Your instructions
Locate each line containing the string "Division" and copy it out.
■ ■ ■
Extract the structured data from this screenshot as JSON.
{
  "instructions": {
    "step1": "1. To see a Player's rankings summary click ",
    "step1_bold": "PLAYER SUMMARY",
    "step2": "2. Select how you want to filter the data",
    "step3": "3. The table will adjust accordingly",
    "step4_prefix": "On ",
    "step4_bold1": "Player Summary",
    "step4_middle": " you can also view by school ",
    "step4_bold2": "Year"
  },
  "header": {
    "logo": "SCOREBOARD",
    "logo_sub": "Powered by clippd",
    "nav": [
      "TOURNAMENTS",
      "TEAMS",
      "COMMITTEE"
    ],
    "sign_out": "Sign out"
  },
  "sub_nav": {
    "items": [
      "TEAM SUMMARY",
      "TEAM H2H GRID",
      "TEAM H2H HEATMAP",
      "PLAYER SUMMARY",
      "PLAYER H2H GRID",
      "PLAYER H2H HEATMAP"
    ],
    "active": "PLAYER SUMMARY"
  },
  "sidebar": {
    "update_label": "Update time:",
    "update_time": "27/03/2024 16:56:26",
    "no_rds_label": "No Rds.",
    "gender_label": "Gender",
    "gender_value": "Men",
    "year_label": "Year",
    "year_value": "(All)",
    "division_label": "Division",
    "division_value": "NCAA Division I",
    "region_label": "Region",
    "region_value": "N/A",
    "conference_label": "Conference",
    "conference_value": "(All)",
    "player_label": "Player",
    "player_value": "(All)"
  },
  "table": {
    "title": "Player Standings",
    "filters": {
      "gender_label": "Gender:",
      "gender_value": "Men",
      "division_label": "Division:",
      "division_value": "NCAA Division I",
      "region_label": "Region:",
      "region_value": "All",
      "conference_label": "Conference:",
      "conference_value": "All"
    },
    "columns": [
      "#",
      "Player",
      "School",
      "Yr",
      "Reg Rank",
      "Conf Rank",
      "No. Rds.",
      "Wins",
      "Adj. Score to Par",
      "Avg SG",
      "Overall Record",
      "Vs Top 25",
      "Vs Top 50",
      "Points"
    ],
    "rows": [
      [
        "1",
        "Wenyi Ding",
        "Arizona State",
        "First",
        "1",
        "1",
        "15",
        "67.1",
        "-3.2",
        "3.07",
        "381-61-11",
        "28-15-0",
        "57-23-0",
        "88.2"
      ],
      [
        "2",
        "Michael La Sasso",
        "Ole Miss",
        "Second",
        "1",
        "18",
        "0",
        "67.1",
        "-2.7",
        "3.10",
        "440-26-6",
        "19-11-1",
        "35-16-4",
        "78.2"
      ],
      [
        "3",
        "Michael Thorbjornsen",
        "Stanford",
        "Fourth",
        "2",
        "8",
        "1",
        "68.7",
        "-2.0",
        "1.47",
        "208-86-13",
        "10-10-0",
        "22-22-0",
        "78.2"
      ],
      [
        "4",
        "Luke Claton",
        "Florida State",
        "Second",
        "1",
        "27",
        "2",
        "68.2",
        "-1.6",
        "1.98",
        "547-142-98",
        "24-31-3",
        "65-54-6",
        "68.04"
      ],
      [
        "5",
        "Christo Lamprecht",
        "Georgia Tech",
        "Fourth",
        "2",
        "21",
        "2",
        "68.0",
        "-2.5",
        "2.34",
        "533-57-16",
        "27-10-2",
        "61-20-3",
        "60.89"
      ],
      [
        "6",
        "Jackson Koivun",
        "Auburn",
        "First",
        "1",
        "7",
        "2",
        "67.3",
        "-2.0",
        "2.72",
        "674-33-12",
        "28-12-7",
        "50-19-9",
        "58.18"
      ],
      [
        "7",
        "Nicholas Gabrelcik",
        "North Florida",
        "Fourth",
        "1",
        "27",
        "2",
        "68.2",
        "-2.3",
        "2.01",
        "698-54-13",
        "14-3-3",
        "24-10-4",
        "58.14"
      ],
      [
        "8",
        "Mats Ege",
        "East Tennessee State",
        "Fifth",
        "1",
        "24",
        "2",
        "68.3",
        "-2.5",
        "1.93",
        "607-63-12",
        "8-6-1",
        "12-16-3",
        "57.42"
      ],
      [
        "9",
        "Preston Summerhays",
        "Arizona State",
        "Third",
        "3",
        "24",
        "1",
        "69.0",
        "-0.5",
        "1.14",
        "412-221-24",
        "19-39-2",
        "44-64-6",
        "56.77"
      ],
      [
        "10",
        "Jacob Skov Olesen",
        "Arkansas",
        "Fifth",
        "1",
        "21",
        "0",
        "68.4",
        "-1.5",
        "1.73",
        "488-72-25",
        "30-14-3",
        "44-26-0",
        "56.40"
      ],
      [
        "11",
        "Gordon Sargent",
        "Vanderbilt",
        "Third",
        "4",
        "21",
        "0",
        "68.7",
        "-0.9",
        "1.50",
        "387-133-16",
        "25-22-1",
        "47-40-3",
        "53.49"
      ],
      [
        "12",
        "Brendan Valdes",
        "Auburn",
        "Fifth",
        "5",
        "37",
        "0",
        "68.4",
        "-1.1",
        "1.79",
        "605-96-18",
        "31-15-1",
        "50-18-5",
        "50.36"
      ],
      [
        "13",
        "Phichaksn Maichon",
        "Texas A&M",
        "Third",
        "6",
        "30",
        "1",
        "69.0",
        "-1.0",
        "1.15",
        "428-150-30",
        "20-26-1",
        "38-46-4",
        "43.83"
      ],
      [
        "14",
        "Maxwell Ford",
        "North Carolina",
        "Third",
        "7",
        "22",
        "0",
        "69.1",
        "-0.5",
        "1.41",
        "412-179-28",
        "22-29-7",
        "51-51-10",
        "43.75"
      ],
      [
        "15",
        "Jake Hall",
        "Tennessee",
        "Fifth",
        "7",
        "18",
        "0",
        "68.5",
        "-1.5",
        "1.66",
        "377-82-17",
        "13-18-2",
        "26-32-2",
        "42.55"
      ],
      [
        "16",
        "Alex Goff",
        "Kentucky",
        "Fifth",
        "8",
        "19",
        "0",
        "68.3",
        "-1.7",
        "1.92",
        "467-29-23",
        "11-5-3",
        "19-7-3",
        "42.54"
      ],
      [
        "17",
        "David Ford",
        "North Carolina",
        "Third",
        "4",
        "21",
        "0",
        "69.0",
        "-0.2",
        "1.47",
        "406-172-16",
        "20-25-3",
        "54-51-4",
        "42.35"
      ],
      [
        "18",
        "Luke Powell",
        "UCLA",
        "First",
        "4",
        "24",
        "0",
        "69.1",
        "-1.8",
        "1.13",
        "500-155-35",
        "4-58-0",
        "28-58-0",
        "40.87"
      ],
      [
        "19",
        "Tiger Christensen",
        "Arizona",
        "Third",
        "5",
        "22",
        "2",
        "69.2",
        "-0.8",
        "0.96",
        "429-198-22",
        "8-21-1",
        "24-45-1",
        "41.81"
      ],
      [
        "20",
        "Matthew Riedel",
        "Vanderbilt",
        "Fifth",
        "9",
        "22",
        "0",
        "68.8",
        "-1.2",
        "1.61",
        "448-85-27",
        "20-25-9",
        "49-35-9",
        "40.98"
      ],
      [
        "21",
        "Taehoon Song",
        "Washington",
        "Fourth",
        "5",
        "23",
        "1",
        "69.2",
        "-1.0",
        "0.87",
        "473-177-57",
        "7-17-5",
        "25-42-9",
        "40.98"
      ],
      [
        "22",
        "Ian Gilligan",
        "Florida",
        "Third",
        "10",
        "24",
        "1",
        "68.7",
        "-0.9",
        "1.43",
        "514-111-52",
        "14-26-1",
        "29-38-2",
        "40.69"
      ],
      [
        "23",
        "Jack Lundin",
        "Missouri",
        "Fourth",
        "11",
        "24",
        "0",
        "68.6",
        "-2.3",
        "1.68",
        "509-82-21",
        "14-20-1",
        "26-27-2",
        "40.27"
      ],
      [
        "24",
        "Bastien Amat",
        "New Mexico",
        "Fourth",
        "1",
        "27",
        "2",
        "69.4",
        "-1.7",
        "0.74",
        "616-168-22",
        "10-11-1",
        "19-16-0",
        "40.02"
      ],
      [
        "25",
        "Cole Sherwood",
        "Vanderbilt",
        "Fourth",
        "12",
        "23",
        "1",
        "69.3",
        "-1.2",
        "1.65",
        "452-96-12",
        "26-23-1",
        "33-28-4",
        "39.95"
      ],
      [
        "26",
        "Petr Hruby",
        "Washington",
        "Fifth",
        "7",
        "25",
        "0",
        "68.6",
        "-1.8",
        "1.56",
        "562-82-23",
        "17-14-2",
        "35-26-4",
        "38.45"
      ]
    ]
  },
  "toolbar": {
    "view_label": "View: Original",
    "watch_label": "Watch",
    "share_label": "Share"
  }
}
■ ■ ■
Exercise output
    "division_label": "Division",
    "division_value": "NCAA Division I",
      "division_label": "Division:",
      "division_value": "NCAA Division I",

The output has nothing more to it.